== WHAT IS REQUIRED ==
Skip the images and copy each record exactly as written.

== Stored records ==
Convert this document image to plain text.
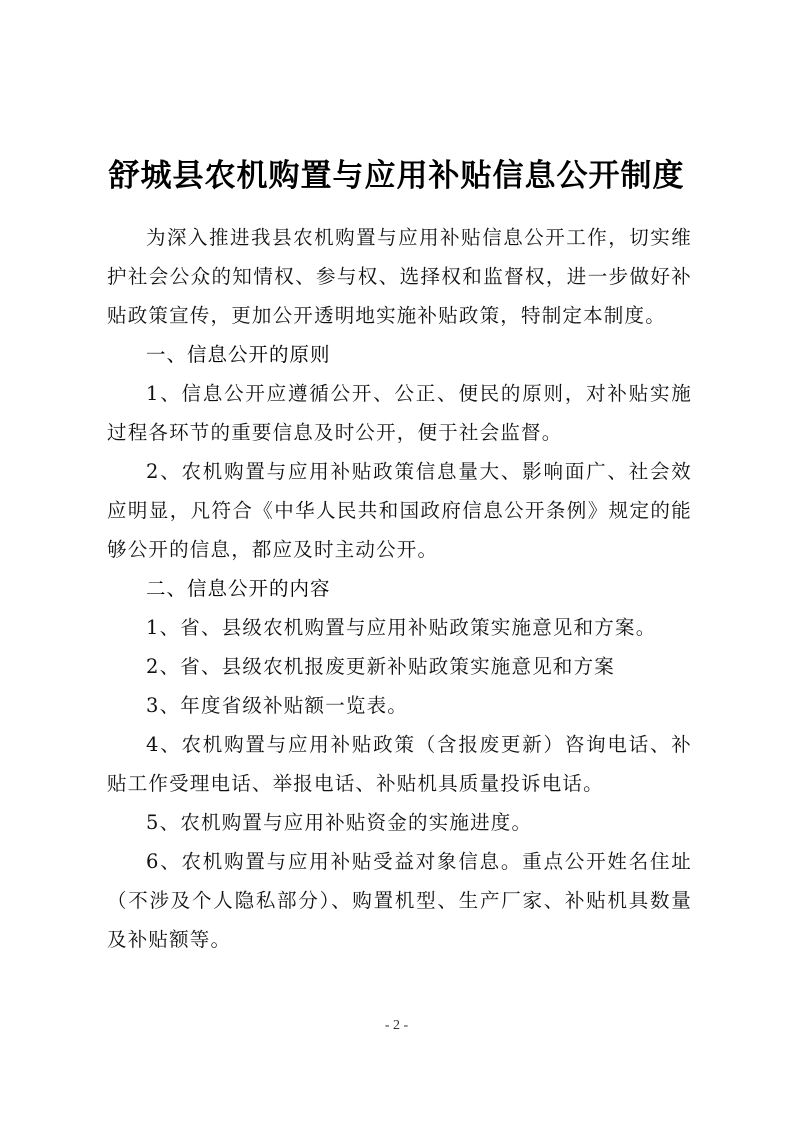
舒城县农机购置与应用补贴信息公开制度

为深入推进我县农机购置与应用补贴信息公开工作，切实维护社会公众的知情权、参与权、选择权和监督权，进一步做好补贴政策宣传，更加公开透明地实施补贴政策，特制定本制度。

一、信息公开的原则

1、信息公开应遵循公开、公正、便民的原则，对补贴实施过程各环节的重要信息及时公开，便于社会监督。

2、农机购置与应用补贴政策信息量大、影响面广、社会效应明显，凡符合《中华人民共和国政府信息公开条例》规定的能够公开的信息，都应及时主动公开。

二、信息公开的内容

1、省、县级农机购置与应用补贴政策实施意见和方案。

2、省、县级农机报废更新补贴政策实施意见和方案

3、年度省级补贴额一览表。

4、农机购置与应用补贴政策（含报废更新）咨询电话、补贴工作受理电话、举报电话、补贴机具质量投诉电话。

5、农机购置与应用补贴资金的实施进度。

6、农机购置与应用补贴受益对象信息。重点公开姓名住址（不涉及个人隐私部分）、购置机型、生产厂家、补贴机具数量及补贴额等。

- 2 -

== OUTPUT OF THE TASK ==
Convert this document image to plain text.
舒城县农机购置与应用补贴信息公开制度

为深入推进我县农机购置与应用补贴信息公开工作，切实维护社会公众的知情权、参与权、选择权和监督权，进一步做好补贴政策宣传，更加公开透明地实施补贴政策，特制定本制度。

一、信息公开的原则

1、信息公开应遵循公开、公正、便民的原则，对补贴实施过程各环节的重要信息及时公开，便于社会监督。

2、农机购置与应用补贴政策信息量大、影响面广、社会效应明显，凡符合《中华人民共和国政府信息公开条例》规定的能够公开的信息，都应及时主动公开。

二、信息公开的内容

1、省、县级农机购置与应用补贴政策实施意见和方案。

2、省、县级农机报废更新补贴政策实施意见和方案

3、年度省级补贴额一览表。

4、农机购置与应用补贴政策（含报废更新）咨询电话、补贴工作受理电话、举报电话、补贴机具质量投诉电话。

5、农机购置与应用补贴资金的实施进度。

6、农机购置与应用补贴受益对象信息。重点公开姓名住址（不涉及个人隐私部分）、购置机型、生产厂家、补贴机具数量及补贴额等。

- 2 -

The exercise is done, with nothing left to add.